_What the task requires:_ Look through the listing for the word "várakozásban". Copy each line that has it.

>> Start Data for this exercise

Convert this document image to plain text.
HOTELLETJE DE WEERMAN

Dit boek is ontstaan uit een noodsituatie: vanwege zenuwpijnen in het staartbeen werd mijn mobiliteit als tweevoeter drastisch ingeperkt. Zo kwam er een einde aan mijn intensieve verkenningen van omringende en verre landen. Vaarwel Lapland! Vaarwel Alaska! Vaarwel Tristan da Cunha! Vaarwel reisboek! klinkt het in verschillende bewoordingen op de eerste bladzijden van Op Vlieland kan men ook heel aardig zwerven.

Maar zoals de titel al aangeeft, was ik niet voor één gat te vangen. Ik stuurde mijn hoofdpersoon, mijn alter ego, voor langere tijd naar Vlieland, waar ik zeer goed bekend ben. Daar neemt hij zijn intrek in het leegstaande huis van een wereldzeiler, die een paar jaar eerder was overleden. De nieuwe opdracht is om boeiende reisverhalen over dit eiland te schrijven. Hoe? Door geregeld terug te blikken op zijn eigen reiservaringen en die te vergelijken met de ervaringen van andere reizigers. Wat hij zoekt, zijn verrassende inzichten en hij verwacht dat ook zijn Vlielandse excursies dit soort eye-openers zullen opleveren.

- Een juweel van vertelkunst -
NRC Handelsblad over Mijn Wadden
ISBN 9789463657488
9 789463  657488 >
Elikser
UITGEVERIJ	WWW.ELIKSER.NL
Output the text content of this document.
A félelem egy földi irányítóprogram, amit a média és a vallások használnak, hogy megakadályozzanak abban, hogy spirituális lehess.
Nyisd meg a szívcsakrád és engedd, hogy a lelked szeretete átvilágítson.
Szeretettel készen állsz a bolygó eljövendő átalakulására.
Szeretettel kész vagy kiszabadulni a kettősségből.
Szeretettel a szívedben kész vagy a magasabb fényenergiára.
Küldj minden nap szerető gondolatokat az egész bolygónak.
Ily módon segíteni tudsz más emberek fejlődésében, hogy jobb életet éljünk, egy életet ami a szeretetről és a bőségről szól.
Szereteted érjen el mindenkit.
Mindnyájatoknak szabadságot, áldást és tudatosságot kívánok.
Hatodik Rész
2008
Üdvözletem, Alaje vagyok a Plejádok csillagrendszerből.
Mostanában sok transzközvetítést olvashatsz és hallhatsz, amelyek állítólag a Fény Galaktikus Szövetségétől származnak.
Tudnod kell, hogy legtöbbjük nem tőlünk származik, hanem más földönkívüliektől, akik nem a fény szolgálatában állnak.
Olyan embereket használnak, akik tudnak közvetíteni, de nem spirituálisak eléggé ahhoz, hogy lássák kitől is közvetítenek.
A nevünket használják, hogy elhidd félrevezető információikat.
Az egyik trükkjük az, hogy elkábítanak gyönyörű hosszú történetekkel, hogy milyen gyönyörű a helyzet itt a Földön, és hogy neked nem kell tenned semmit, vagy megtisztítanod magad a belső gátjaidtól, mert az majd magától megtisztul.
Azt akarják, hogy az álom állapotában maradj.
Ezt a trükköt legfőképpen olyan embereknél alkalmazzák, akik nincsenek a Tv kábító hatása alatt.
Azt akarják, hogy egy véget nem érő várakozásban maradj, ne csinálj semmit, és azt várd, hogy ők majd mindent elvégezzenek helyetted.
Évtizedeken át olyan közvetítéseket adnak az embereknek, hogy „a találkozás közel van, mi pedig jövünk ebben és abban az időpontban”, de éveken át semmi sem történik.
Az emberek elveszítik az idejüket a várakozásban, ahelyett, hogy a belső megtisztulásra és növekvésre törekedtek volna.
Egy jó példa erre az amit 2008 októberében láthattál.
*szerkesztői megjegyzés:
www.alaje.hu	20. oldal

>> End Data for this exercise

_Output below:_
Azt akarják, hogy egy véget nem érő várakozásban maradj, ne csinálj semmit, és azt várd, hogy ők majd mindent elvégezzenek helyetted.
Az emberek elveszítik az idejüket a várakozásban, ahelyett, hogy a belső megtisztulásra és növekvésre törekedtek volna.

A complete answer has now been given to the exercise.